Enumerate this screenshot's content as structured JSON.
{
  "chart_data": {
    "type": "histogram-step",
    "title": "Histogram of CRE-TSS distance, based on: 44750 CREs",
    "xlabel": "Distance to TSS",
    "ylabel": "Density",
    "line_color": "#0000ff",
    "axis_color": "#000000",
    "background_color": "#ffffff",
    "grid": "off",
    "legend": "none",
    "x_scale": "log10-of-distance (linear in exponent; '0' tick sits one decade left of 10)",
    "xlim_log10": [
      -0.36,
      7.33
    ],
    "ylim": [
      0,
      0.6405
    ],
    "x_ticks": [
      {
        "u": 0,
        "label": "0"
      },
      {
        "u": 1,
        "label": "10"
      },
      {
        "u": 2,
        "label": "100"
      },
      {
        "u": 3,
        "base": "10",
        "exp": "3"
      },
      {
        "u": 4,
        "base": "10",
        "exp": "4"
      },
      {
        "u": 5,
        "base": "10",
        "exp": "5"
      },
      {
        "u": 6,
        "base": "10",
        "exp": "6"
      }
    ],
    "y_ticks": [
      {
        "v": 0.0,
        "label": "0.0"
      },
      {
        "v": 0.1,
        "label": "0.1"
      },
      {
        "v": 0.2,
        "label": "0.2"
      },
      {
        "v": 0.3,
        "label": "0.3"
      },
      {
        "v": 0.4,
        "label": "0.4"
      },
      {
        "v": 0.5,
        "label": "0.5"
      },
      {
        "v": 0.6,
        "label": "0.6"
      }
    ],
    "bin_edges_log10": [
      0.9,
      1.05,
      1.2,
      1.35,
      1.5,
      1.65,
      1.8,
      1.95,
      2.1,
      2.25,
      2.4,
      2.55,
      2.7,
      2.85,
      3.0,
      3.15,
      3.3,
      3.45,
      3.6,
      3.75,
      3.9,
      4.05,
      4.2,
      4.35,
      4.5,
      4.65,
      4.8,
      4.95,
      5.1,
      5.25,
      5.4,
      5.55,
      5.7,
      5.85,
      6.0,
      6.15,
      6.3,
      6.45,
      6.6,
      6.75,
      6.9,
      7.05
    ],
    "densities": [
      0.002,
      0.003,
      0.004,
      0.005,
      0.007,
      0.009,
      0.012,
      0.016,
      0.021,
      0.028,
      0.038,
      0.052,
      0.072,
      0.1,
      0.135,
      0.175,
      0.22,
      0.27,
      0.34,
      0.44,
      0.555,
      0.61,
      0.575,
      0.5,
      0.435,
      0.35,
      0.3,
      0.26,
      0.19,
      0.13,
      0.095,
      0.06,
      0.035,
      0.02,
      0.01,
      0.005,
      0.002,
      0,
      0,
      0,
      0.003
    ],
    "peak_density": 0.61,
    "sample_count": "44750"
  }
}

WHAT IS BEING ASKED
Retype the listing. Match it exactly.

EXERCISE ANSWER
Enumerate this screenshot's content as structured JSON.
{
  "chart_data": {
    "type": "histogram-step",
    "title": "Histogram of CRE-TSS distance, based on: 44750 CREs",
    "xlabel": "Distance to TSS",
    "ylabel": "Density",
    "line_color": "#0000ff",
    "axis_color": "#000000",
    "background_color": "#ffffff",
    "grid": "off",
    "legend": "none",
    "x_scale": "log10-of-distance (linear in exponent; '0' tick sits one decade left of 10)",
    "xlim_log10": [
      -0.36,
      7.33
    ],
    "ylim": [
      0,
      0.6405
    ],
    "x_ticks": [
      {
        "u": 0,
        "label": "0"
      },
      {
        "u": 1,
        "label": "10"
      },
      {
        "u": 2,
        "label": "100"
      },
      {
        "u": 3,
        "base": "10",
        "exp": "3"
      },
      {
        "u": 4,
        "base": "10",
        "exp": "4"
      },
      {
        "u": 5,
        "base": "10",
        "exp": "5"
      },
      {
        "u": 6,
        "base": "10",
        "exp": "6"
      }
    ],
    "y_ticks": [
      {
        "v": 0.0,
        "label": "0.0"
      },
      {
        "v": 0.1,
        "label": "0.1"
      },
      {
        "v": 0.2,
        "label": "0.2"
      },
      {
        "v": 0.3,
        "label": "0.3"
      },
      {
        "v": 0.4,
        "label": "0.4"
      },
      {
        "v": 0.5,
        "label": "0.5"
      },
      {
        "v": 0.6,
        "label": "0.6"
      }
    ],
    "bin_edges_log10": [
      0.9,
      1.05,
      1.2,
      1.35,
      1.5,
      1.65,
      1.8,
      1.95,
      2.1,
      2.25,
      2.4,
      2.55,
      2.7,
      2.85,
      3.0,
      3.15,
      3.3,
      3.45,
      3.6,
      3.75,
      3.9,
      4.05,
      4.2,
      4.35,
      4.5,
      4.65,
      4.8,
      4.95,
      5.1,
      5.25,
      5.4,
      5.55,
      5.7,
      5.85,
      6.0,
      6.15,
      6.3,
      6.45,
      6.6,
      6.75,
      6.9,
      7.05
    ],
    "densities": [
      0.002,
      0.003,
      0.004,
      0.005,
      0.007,
      0.009,
      0.012,
      0.016,
      0.021,
      0.028,
      0.038,
      0.052,
      0.072,
      0.1,
      0.135,
      0.175,
      0.22,
      0.27,
      0.34,
      0.44,
      0.555,
      0.61,
      0.575,
      0.5,
      0.435,
      0.35,
      0.3,
      0.26,
      0.19,
      0.13,
      0.095,
      0.06,
      0.035,
      0.02,
      0.01,
      0.005,
      0.002,
      0,
      0,
      0,
      0.003
    ],
    "peak_density": 0.61,
    "sample_count": "44750"
  }
}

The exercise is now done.